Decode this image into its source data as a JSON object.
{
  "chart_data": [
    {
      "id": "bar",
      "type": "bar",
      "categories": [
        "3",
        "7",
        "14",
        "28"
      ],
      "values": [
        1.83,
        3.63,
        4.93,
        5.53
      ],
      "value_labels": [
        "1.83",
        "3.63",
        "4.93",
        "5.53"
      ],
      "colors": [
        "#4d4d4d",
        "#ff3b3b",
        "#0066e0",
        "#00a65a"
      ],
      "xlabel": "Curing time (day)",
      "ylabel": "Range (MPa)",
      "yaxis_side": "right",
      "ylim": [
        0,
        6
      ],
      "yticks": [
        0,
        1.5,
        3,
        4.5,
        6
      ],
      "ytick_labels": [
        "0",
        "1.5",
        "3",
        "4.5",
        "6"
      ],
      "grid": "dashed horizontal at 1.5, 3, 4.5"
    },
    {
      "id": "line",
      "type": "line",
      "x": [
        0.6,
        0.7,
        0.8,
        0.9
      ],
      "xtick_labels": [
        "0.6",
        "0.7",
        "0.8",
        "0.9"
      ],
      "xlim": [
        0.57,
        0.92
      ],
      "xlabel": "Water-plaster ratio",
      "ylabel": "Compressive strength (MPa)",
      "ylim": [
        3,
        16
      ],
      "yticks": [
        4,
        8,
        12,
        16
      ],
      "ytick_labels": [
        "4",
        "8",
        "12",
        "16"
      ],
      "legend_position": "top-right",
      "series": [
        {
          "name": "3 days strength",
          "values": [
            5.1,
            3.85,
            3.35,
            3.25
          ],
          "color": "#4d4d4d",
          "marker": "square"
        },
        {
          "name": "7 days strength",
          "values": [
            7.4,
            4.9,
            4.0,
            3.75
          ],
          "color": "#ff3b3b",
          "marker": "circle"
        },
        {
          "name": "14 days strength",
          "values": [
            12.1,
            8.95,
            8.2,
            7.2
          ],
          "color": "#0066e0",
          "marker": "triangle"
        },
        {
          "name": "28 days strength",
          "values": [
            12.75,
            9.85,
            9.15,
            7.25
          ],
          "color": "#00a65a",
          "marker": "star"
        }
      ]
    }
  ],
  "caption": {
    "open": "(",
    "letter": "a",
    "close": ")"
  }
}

##############################

▶ [Stated exercise] Pull every line containing "right" out of the data above.

▶ [Final result]
      "yaxis_side": "right",
      "legend_position": "top-right",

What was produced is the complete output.